— START —
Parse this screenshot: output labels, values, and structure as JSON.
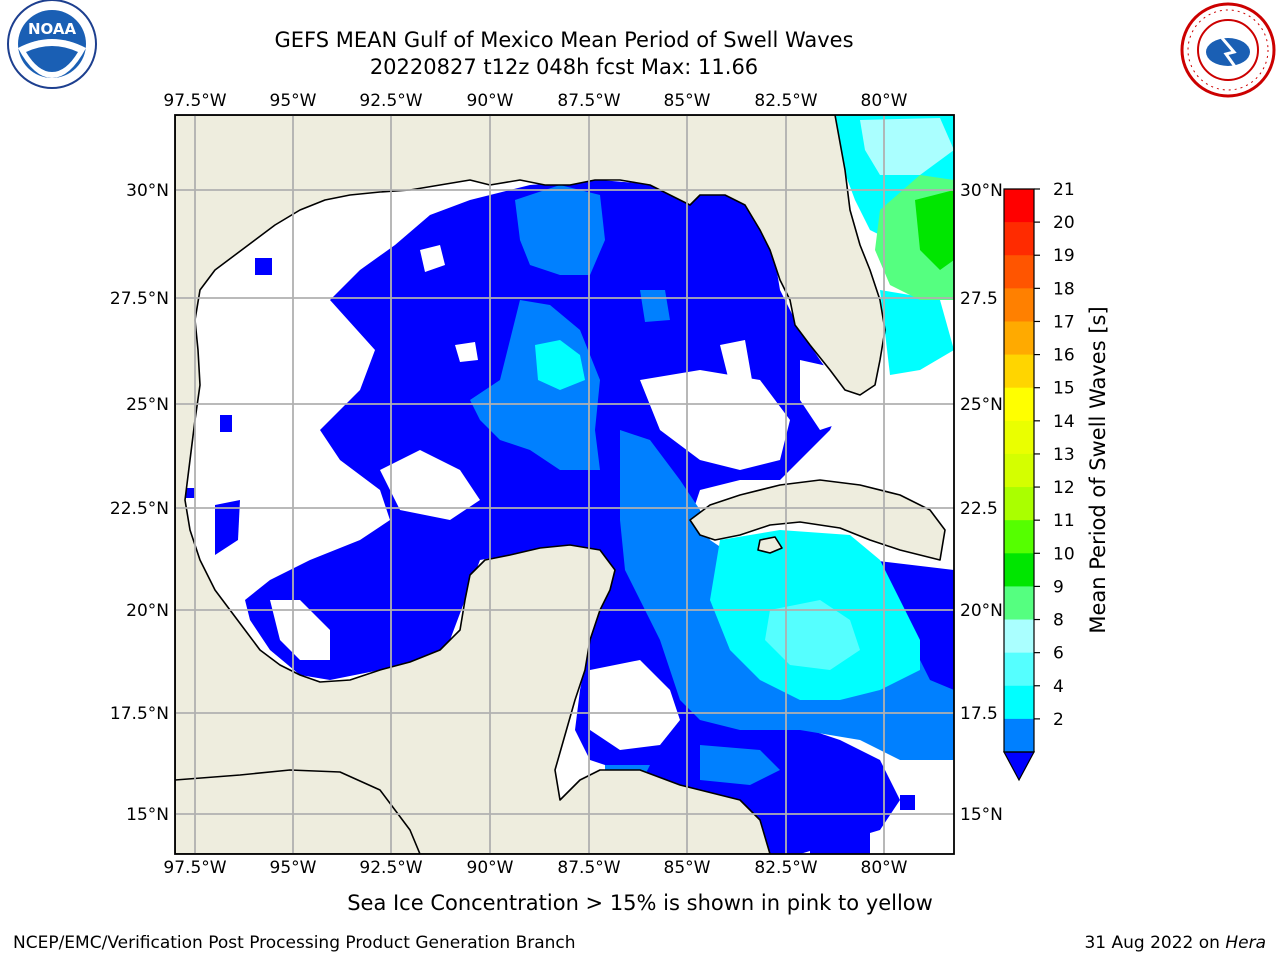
{
  "title_line1": "GEFS MEAN Gulf of Mexico Mean Period of Swell Waves",
  "title_line2": "20220827 t12z 048h fcst   Max: 11.66",
  "footnote": "Sea Ice Concentration > 15% is shown in pink to yellow",
  "credit_left": "NCEP/EMC/Verification Post Processing Product Generation Branch",
  "credit_right_date": "31 Aug 2022 on",
  "credit_right_host": "Hera",
  "logos": {
    "left": "NOAA",
    "right": "NATIONAL WEATHER SERVICE"
  },
  "map": {
    "lon_labels": [
      "97.5°W",
      "95°W",
      "92.5°W",
      "90°W",
      "87.5°W",
      "85°W",
      "82.5°W",
      "80°W"
    ],
    "lat_labels": [
      "30°N",
      "27.5°N",
      "25°N",
      "22.5°N",
      "20°N",
      "17.5°N",
      "15°N"
    ],
    "lat_labels_right": [
      "30°N",
      "27.5",
      "25°N",
      "22.5",
      "20°N",
      "17.5",
      "15°N"
    ],
    "colors": {
      "land": "#eeedde",
      "grid": "#b0b0b0",
      "coast": "#000000"
    }
  },
  "colorbar": {
    "label": "Mean Period of Swell Waves [s]",
    "ticks": [
      "21",
      "20",
      "19",
      "18",
      "17",
      "16",
      "15",
      "14",
      "13",
      "12",
      "11",
      "10",
      "9",
      "8",
      "6",
      "4",
      "2"
    ],
    "colors": [
      "#ff0000",
      "#ff2b00",
      "#ff5500",
      "#ff8000",
      "#ffaa00",
      "#ffd500",
      "#ffff00",
      "#eaff00",
      "#d4ff00",
      "#aaff00",
      "#55ff00",
      "#00e600",
      "#55ff80",
      "#aaffff",
      "#55ffff",
      "#00ffff",
      "#0080ff"
    ],
    "extend_color": "#0000ff"
  }
}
— END —
What to do =
Write out the records above exactly as they stand, leaving out every picture.

Result =
Parse this screenshot: output labels, values, and structure as JSON.
{
  "title_line1": "GEFS MEAN Gulf of Mexico Mean Period of Swell Waves",
  "title_line2": "20220827 t12z 048h fcst   Max: 11.66",
  "footnote": "Sea Ice Concentration > 15% is shown in pink to yellow",
  "credit_left": "NCEP/EMC/Verification Post Processing Product Generation Branch",
  "credit_right_date": "31 Aug 2022 on",
  "credit_right_host": "Hera",
  "logos": {
    "left": "NOAA",
    "right": "NATIONAL WEATHER SERVICE"
  },
  "map": {
    "lon_labels": [
      "97.5°W",
      "95°W",
      "92.5°W",
      "90°W",
      "87.5°W",
      "85°W",
      "82.5°W",
      "80°W"
    ],
    "lat_labels": [
      "30°N",
      "27.5°N",
      "25°N",
      "22.5°N",
      "20°N",
      "17.5°N",
      "15°N"
    ],
    "lat_labels_right": [
      "30°N",
      "27.5",
      "25°N",
      "22.5",
      "20°N",
      "17.5",
      "15°N"
    ],
    "colors": {
      "land": "#eeedde",
      "grid": "#b0b0b0",
      "coast": "#000000"
    }
  },
  "colorbar": {
    "label": "Mean Period of Swell Waves [s]",
    "ticks": [
      "21",
      "20",
      "19",
      "18",
      "17",
      "16",
      "15",
      "14",
      "13",
      "12",
      "11",
      "10",
      "9",
      "8",
      "6",
      "4",
      "2"
    ],
    "colors": [
      "#ff0000",
      "#ff2b00",
      "#ff5500",
      "#ff8000",
      "#ffaa00",
      "#ffd500",
      "#ffff00",
      "#eaff00",
      "#d4ff00",
      "#aaff00",
      "#55ff00",
      "#00e600",
      "#55ff80",
      "#aaffff",
      "#55ffff",
      "#00ffff",
      "#0080ff"
    ],
    "extend_color": "#0000ff"
  }
}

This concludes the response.